Problem
The records that follow should be retyped word for word.

— start of Exercise inputs —

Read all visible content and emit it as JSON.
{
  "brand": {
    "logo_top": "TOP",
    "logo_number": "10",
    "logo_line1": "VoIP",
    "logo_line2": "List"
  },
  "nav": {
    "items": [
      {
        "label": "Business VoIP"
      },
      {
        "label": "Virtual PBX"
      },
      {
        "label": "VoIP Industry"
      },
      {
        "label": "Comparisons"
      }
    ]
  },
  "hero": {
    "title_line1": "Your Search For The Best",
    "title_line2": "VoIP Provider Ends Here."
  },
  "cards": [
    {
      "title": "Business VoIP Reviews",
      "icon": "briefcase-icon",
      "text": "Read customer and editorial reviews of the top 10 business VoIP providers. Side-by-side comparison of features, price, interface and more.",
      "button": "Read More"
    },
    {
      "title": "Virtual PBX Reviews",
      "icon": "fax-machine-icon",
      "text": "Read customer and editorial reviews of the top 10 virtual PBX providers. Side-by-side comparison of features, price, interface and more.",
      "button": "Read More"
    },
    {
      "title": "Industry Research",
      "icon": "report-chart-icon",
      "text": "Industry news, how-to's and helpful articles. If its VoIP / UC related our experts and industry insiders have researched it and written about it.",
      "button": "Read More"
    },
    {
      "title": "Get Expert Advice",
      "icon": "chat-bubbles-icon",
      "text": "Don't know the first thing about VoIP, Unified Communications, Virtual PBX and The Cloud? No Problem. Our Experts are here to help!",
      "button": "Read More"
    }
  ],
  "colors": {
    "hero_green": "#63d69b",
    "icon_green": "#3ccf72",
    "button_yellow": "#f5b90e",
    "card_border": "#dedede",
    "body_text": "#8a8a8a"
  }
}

— end of Exercise inputs —

Exercise answer
Read all visible content and emit it as JSON.
{
  "brand": {
    "logo_top": "TOP",
    "logo_number": "10",
    "logo_line1": "VoIP",
    "logo_line2": "List"
  },
  "nav": {
    "items": [
      {
        "label": "Business VoIP"
      },
      {
        "label": "Virtual PBX"
      },
      {
        "label": "VoIP Industry"
      },
      {
        "label": "Comparisons"
      }
    ]
  },
  "hero": {
    "title_line1": "Your Search For The Best",
    "title_line2": "VoIP Provider Ends Here."
  },
  "cards": [
    {
      "title": "Business VoIP Reviews",
      "icon": "briefcase-icon",
      "text": "Read customer and editorial reviews of the top 10 business VoIP providers. Side-by-side comparison of features, price, interface and more.",
      "button": "Read More"
    },
    {
      "title": "Virtual PBX Reviews",
      "icon": "fax-machine-icon",
      "text": "Read customer and editorial reviews of the top 10 virtual PBX providers. Side-by-side comparison of features, price, interface and more.",
      "button": "Read More"
    },
    {
      "title": "Industry Research",
      "icon": "report-chart-icon",
      "text": "Industry news, how-to's and helpful articles. If its VoIP / UC related our experts and industry insiders have researched it and written about it.",
      "button": "Read More"
    },
    {
      "title": "Get Expert Advice",
      "icon": "chat-bubbles-icon",
      "text": "Don't know the first thing about VoIP, Unified Communications, Virtual PBX and The Cloud? No Problem. Our Experts are here to help!",
      "button": "Read More"
    }
  ],
  "colors": {
    "hero_green": "#63d69b",
    "icon_green": "#3ccf72",
    "button_yellow": "#f5b90e",
    "card_border": "#dedede",
    "body_text": "#8a8a8a"
  }
}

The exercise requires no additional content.